The task: Read through the entries below and return each line with the word "Juni".

⁂

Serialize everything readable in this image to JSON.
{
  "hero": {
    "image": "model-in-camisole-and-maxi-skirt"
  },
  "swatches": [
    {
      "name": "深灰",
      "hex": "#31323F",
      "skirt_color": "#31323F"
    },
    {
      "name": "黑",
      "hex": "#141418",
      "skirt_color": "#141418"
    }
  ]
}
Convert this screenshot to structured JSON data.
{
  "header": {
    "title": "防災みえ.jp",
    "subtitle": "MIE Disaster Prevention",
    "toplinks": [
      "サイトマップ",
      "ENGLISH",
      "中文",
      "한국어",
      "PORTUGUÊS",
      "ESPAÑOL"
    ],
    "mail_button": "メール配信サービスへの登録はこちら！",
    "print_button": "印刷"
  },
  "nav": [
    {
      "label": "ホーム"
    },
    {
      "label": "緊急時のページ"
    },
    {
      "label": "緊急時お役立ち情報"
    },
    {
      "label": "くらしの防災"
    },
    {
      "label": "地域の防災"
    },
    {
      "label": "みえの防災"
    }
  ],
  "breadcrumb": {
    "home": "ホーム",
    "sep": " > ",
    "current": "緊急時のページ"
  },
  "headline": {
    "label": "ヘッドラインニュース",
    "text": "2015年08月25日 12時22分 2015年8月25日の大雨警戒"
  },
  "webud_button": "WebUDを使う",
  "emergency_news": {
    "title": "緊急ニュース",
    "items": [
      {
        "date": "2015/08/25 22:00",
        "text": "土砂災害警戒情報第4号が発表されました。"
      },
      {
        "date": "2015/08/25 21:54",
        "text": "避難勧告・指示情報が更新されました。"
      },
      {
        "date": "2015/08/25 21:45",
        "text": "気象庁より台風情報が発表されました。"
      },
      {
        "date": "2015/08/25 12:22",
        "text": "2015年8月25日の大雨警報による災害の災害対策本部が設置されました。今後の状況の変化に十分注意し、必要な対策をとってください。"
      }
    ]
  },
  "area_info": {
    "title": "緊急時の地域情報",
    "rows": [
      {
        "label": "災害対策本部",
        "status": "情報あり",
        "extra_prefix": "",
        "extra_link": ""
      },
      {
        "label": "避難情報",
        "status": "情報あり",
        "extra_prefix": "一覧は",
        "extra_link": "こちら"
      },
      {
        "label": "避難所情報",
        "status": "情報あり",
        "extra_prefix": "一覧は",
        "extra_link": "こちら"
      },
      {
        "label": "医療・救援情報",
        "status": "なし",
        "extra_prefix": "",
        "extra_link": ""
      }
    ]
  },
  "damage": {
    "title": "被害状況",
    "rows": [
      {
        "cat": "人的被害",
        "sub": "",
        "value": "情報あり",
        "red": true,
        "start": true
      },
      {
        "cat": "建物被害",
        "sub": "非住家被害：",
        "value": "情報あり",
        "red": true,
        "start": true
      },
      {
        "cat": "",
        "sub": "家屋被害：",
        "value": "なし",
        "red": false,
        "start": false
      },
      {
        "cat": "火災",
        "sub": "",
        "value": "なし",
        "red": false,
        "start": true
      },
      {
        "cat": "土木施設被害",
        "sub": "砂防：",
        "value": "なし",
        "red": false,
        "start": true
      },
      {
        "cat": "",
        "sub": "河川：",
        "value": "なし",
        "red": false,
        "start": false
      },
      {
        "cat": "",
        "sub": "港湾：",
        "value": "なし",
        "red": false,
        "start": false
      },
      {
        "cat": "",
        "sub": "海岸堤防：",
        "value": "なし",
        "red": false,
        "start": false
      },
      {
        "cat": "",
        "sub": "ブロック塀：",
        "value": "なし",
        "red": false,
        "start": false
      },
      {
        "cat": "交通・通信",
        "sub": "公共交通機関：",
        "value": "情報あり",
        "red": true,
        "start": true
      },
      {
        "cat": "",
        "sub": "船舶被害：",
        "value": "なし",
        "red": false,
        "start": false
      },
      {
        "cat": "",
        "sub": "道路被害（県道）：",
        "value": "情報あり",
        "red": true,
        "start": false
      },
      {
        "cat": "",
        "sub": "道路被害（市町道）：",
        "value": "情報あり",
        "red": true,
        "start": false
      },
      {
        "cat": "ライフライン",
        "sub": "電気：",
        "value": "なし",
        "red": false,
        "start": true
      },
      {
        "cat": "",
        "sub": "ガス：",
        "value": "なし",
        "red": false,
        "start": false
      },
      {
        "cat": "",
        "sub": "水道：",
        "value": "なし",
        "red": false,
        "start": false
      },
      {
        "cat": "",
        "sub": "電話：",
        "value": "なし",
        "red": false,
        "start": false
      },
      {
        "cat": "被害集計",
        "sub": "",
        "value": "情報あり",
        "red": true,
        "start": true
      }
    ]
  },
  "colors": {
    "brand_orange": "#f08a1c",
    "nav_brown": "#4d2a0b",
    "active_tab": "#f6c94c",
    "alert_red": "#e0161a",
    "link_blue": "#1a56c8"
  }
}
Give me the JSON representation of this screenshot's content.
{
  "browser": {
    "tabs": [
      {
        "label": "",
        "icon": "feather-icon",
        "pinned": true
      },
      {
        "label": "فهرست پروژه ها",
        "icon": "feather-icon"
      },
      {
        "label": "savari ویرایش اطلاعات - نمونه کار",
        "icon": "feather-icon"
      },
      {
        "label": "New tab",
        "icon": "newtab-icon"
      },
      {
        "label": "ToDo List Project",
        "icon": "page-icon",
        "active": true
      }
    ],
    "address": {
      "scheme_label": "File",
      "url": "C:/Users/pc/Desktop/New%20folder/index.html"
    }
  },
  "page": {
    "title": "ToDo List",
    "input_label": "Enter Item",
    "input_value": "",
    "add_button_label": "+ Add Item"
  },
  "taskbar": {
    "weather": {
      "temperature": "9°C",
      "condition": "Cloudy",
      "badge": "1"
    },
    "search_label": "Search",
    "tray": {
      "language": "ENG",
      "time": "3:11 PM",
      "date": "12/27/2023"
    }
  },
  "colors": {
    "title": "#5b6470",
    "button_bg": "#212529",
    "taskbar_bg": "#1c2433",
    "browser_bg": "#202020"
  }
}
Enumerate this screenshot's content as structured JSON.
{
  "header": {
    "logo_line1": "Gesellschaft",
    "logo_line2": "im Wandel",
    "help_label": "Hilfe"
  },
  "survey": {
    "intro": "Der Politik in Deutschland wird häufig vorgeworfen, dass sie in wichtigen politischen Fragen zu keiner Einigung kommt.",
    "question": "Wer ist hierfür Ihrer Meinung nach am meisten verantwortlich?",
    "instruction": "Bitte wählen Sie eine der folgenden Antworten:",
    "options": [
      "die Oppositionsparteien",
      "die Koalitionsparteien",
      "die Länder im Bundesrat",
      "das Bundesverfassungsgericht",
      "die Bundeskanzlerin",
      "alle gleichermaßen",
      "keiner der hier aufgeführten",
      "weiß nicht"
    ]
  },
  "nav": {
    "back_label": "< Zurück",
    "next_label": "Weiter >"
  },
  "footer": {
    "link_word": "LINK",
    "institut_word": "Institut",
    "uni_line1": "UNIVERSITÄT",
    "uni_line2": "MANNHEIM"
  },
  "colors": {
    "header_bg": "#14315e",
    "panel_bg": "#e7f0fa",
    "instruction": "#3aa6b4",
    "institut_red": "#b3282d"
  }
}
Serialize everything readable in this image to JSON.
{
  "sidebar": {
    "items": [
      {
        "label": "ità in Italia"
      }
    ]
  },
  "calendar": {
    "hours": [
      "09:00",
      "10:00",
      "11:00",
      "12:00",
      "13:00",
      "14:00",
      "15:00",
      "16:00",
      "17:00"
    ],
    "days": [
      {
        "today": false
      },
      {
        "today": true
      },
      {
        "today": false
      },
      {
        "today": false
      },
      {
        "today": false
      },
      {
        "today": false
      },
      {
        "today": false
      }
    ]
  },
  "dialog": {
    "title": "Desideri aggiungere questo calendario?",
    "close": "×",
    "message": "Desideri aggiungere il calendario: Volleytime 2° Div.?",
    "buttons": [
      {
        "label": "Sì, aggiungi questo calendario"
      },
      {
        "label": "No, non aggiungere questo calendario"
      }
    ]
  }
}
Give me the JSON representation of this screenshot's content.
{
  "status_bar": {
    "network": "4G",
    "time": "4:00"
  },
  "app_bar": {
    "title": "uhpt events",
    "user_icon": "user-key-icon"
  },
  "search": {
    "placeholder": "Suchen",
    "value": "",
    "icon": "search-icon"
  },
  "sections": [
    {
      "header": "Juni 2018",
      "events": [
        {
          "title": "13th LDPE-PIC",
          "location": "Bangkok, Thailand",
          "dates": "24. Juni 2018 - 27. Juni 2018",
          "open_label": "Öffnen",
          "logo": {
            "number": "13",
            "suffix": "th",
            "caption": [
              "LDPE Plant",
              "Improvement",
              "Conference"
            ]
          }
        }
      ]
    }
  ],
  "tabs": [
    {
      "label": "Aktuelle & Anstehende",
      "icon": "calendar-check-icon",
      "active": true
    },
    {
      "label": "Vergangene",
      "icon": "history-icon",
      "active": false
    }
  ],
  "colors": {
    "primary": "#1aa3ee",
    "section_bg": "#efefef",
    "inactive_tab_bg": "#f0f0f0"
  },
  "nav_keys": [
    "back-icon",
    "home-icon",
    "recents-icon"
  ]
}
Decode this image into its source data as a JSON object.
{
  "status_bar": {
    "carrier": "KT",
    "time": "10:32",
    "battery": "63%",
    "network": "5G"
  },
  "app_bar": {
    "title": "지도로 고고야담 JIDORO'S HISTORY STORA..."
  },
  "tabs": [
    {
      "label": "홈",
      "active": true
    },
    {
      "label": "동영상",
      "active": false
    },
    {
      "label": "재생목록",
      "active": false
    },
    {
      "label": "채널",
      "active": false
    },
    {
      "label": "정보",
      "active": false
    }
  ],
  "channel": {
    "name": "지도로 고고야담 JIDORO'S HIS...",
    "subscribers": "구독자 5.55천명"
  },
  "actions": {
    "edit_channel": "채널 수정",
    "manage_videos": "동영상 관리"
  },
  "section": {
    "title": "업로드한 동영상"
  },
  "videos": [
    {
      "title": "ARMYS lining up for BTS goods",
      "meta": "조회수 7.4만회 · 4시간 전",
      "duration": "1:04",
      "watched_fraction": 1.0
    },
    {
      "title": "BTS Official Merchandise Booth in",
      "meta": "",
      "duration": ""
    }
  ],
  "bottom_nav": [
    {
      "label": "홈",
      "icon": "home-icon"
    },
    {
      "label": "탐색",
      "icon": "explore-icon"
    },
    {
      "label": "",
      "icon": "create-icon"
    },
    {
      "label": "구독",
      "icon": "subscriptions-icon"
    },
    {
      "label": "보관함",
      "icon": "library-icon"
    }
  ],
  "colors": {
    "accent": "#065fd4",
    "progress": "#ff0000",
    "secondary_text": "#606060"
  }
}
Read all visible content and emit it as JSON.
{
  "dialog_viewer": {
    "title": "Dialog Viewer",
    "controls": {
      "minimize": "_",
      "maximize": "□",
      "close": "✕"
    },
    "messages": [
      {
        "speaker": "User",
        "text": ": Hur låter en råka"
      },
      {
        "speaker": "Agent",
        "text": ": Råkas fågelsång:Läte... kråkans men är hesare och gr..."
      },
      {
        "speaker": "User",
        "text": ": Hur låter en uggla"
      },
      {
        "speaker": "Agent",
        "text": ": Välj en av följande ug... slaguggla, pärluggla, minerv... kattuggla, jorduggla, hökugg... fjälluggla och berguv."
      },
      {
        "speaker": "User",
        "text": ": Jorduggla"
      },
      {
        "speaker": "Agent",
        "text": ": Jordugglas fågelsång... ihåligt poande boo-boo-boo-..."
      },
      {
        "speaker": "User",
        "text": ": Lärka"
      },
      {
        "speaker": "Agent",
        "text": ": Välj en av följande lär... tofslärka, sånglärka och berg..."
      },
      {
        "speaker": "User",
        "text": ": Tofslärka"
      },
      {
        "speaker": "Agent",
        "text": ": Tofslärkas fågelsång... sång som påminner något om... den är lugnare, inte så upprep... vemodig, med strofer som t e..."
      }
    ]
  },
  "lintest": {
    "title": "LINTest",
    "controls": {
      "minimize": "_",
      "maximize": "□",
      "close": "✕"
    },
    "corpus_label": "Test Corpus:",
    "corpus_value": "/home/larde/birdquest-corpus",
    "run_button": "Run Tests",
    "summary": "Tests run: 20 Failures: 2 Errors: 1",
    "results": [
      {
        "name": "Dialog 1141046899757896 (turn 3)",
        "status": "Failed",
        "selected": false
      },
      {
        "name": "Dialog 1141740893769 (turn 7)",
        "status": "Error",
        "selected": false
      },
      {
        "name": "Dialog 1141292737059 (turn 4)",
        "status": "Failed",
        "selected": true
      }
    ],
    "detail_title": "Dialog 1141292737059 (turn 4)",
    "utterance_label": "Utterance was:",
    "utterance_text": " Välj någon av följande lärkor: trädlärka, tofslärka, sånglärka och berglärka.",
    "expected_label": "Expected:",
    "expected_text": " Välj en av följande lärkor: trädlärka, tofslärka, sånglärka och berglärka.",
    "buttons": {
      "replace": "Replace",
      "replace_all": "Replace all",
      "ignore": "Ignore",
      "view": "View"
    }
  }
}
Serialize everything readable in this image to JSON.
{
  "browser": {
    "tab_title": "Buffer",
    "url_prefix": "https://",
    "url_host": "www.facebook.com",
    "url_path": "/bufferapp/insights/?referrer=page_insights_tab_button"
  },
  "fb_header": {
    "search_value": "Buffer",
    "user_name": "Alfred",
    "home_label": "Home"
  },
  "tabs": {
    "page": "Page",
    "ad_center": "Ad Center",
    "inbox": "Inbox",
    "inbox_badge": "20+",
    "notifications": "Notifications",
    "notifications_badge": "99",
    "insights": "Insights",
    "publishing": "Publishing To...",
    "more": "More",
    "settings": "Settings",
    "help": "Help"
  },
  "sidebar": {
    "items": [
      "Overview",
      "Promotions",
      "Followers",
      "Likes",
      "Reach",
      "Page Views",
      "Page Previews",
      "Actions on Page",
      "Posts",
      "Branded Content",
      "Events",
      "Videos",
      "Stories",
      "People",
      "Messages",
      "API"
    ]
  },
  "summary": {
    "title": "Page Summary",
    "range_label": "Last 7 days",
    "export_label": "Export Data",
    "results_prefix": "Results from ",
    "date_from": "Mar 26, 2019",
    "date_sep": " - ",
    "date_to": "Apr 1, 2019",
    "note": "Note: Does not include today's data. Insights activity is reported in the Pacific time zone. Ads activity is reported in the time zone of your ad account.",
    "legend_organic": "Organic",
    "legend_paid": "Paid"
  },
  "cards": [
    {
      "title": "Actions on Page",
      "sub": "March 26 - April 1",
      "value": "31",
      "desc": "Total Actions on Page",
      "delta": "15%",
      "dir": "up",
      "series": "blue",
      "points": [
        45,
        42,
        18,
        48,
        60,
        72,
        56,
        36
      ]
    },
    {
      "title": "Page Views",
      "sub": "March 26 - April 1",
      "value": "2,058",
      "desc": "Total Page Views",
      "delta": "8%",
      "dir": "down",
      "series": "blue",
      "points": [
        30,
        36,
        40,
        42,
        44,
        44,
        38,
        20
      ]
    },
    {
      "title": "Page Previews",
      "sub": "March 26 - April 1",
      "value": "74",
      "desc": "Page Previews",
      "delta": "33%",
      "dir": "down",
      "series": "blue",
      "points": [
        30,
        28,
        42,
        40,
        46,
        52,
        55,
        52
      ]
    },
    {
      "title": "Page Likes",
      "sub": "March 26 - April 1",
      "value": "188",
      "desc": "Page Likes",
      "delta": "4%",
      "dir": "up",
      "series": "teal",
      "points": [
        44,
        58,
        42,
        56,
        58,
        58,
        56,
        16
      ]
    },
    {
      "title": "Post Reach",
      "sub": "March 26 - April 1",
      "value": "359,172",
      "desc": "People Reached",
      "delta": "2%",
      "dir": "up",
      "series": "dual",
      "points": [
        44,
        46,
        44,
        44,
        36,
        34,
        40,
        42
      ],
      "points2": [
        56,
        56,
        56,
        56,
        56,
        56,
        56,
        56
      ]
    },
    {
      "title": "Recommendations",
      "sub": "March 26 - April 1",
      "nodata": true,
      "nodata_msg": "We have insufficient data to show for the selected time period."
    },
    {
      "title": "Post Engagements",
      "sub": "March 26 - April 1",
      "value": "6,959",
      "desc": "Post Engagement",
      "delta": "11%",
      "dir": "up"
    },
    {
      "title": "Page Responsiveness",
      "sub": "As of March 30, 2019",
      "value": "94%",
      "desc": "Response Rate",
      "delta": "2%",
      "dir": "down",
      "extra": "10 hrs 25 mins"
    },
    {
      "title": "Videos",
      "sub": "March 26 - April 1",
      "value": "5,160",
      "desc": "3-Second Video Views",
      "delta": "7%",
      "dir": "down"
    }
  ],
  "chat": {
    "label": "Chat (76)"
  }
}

⁂

Answer to this exercise:
      "header": "Juni 2018",
          "dates": "24. Juni 2018 - 27. Juni 2018",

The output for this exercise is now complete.